> [Extracted data entries]
──────────

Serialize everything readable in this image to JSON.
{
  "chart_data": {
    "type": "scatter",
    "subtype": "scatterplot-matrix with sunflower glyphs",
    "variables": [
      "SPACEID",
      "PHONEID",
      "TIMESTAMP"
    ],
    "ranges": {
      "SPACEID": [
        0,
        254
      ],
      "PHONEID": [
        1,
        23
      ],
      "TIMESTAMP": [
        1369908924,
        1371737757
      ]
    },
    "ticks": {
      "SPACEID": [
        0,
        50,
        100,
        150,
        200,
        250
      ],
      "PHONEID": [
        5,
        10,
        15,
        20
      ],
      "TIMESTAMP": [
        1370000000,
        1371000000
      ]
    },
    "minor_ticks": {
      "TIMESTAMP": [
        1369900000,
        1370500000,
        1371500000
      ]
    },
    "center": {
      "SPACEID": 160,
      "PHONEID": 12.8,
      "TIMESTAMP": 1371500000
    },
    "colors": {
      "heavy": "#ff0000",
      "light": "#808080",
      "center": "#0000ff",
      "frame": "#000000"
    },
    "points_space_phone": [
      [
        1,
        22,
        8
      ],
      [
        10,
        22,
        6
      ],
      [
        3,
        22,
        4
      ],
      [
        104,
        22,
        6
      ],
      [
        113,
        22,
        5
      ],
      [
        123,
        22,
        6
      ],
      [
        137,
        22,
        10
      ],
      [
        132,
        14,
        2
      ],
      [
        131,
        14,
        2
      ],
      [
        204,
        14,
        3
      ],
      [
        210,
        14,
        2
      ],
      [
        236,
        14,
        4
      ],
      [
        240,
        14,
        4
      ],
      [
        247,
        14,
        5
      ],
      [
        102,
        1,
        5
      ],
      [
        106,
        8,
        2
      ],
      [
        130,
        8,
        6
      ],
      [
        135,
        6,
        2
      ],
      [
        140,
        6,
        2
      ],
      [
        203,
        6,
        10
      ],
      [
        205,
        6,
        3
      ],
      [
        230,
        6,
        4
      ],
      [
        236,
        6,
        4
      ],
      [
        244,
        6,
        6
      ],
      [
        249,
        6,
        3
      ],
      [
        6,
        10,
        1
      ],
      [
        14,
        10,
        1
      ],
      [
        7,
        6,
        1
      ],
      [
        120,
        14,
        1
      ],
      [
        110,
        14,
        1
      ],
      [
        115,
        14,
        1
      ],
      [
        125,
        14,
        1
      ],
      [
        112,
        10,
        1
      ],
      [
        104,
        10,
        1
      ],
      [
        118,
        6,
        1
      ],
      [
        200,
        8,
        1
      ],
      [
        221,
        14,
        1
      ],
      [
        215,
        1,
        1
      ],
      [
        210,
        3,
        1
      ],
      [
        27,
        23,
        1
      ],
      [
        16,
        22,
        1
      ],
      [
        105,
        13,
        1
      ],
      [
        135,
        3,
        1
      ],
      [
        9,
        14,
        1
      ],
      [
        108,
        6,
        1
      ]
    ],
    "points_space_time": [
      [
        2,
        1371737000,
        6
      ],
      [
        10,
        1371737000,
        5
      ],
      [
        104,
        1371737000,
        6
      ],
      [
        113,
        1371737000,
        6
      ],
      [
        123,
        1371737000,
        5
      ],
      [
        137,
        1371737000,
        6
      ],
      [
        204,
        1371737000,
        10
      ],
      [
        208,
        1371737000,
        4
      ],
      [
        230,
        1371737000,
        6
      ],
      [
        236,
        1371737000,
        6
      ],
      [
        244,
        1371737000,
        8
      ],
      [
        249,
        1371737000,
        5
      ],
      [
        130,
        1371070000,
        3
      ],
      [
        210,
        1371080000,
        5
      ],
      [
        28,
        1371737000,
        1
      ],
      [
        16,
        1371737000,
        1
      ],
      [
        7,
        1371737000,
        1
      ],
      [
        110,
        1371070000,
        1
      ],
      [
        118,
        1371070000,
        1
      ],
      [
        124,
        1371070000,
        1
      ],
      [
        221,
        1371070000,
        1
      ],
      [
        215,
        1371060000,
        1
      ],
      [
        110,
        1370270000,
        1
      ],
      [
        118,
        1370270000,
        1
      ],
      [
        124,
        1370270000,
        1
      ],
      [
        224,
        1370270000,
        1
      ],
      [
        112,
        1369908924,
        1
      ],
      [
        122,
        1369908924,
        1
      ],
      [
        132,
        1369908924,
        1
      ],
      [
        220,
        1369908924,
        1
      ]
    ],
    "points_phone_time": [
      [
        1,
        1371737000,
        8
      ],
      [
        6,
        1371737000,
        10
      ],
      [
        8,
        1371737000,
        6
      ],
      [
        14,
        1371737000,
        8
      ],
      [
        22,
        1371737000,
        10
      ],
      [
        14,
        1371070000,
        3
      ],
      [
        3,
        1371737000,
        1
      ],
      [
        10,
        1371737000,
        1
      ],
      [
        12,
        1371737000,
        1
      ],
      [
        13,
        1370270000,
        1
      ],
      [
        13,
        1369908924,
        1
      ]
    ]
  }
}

──────────

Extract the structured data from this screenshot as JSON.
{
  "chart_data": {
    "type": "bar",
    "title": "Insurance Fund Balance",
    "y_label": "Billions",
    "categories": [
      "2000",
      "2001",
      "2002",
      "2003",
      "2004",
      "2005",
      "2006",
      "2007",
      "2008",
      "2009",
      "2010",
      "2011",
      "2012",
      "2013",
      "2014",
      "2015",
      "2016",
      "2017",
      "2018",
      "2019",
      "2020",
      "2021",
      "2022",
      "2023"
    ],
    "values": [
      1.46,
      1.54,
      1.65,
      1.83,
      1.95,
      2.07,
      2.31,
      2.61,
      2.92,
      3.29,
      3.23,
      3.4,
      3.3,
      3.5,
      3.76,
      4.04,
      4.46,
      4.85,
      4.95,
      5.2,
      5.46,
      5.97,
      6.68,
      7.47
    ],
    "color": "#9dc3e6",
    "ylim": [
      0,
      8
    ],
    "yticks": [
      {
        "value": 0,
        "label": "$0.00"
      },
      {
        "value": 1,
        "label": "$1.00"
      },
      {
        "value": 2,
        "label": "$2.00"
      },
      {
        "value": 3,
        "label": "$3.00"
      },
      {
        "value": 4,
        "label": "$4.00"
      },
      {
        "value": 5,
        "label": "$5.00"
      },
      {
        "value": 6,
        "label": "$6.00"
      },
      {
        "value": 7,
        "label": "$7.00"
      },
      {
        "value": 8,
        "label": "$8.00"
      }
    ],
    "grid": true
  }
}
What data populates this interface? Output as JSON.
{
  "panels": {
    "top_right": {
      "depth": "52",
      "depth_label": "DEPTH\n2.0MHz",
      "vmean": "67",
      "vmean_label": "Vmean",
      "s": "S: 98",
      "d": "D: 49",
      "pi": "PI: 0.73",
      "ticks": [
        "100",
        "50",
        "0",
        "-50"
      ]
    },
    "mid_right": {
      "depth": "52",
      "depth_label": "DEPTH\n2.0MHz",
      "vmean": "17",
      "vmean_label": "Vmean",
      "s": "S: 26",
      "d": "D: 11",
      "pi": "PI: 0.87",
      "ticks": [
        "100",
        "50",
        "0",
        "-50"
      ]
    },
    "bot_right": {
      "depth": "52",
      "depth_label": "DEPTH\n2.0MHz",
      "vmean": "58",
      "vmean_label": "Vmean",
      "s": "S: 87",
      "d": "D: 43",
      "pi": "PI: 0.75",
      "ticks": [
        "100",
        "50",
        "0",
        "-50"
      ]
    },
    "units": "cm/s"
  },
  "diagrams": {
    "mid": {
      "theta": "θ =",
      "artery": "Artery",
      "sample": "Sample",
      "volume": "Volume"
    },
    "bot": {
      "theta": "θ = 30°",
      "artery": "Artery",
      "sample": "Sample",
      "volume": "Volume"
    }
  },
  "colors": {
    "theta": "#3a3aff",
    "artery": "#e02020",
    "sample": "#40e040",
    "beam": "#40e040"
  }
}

──────────

> [Work to complete] Copy each line of the records above that carries the word "this".

> [Correct response]
Serialize everything readable in this image to JSON.
Extract the structured data from this screenshot as JSON.
What data populates this interface? Output as JSON.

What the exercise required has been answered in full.